** Begin **

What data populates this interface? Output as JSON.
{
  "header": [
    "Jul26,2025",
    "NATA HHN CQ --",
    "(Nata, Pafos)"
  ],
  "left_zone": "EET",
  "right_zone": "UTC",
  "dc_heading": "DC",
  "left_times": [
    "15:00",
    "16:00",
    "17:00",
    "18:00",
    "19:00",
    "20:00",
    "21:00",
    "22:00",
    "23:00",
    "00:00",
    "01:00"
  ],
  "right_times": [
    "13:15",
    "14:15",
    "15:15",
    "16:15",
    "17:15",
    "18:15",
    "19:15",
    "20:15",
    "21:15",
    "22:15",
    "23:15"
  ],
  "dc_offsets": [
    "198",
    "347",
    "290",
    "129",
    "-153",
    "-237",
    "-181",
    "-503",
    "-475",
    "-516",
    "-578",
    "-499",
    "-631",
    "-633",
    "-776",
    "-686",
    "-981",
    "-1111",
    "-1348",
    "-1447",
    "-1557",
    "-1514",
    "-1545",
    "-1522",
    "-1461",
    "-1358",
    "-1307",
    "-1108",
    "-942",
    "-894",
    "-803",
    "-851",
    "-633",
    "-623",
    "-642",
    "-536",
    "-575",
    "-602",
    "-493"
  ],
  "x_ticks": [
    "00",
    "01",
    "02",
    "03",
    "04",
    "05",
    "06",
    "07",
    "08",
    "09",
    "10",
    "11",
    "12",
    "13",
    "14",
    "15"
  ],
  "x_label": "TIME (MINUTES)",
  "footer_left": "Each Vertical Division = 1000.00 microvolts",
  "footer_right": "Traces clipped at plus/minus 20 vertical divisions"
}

** End **

[REQUIRED TASK] Return the material in full, exactly as shown.

[CORRECT RESULT]
What data populates this interface? Output as JSON.
{
  "header": [
    "Jul26,2025",
    "NATA HHN CQ --",
    "(Nata, Pafos)"
  ],
  "left_zone": "EET",
  "right_zone": "UTC",
  "dc_heading": "DC",
  "left_times": [
    "15:00",
    "16:00",
    "17:00",
    "18:00",
    "19:00",
    "20:00",
    "21:00",
    "22:00",
    "23:00",
    "00:00",
    "01:00"
  ],
  "right_times": [
    "13:15",
    "14:15",
    "15:15",
    "16:15",
    "17:15",
    "18:15",
    "19:15",
    "20:15",
    "21:15",
    "22:15",
    "23:15"
  ],
  "dc_offsets": [
    "198",
    "347",
    "290",
    "129",
    "-153",
    "-237",
    "-181",
    "-503",
    "-475",
    "-516",
    "-578",
    "-499",
    "-631",
    "-633",
    "-776",
    "-686",
    "-981",
    "-1111",
    "-1348",
    "-1447",
    "-1557",
    "-1514",
    "-1545",
    "-1522",
    "-1461",
    "-1358",
    "-1307",
    "-1108",
    "-942",
    "-894",
    "-803",
    "-851",
    "-633",
    "-623",
    "-642",
    "-536",
    "-575",
    "-602",
    "-493"
  ],
  "x_ticks": [
    "00",
    "01",
    "02",
    "03",
    "04",
    "05",
    "06",
    "07",
    "08",
    "09",
    "10",
    "11",
    "12",
    "13",
    "14",
    "15"
  ],
  "x_label": "TIME (MINUTES)",
  "footer_left": "Each Vertical Division = 1000.00 microvolts",
  "footer_right": "Traces clipped at plus/minus 20 vertical divisions"
}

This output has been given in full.